● THE TASK: Write the data out again exactly, with no pictures.

** START OF EXTRACTED ENTRIES **

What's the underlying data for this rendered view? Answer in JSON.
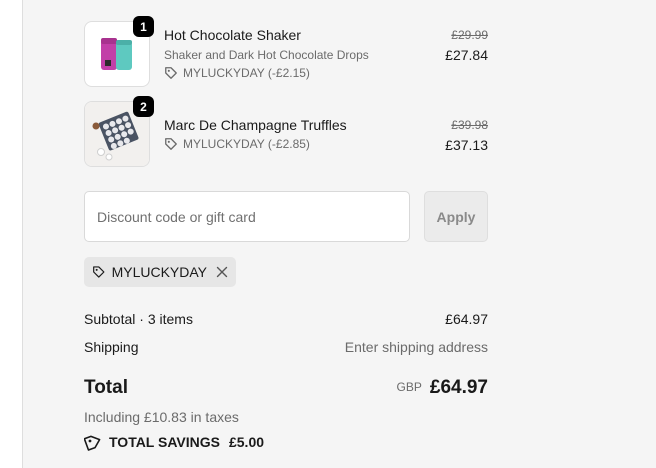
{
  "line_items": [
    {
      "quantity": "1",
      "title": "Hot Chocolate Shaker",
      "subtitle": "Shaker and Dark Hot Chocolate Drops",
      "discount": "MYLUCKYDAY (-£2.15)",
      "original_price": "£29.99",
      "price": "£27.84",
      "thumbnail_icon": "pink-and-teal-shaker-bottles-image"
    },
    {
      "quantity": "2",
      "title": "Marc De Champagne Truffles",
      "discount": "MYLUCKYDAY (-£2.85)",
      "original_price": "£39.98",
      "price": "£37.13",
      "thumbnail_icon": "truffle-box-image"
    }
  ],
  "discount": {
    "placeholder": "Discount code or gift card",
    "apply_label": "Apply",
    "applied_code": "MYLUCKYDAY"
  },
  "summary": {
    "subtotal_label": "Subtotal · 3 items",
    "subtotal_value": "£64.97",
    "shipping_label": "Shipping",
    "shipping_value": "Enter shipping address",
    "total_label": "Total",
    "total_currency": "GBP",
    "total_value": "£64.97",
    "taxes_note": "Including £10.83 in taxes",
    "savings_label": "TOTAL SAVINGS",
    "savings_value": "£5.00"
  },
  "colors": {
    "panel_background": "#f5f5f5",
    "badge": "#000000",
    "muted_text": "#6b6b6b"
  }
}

** END OF EXTRACTED ENTRIES **

● FINAL RESULT:
What's the underlying data for this rendered view? Answer in JSON.
{
  "line_items": [
    {
      "quantity": "1",
      "title": "Hot Chocolate Shaker",
      "subtitle": "Shaker and Dark Hot Chocolate Drops",
      "discount": "MYLUCKYDAY (-£2.15)",
      "original_price": "£29.99",
      "price": "£27.84",
      "thumbnail_icon": "pink-and-teal-shaker-bottles-image"
    },
    {
      "quantity": "2",
      "title": "Marc De Champagne Truffles",
      "discount": "MYLUCKYDAY (-£2.85)",
      "original_price": "£39.98",
      "price": "£37.13",
      "thumbnail_icon": "truffle-box-image"
    }
  ],
  "discount": {
    "placeholder": "Discount code or gift card",
    "apply_label": "Apply",
    "applied_code": "MYLUCKYDAY"
  },
  "summary": {
    "subtotal_label": "Subtotal · 3 items",
    "subtotal_value": "£64.97",
    "shipping_label": "Shipping",
    "shipping_value": "Enter shipping address",
    "total_label": "Total",
    "total_currency": "GBP",
    "total_value": "£64.97",
    "taxes_note": "Including £10.83 in taxes",
    "savings_label": "TOTAL SAVINGS",
    "savings_value": "£5.00"
  },
  "colors": {
    "panel_background": "#f5f5f5",
    "badge": "#000000",
    "muted_text": "#6b6b6b"
  }
}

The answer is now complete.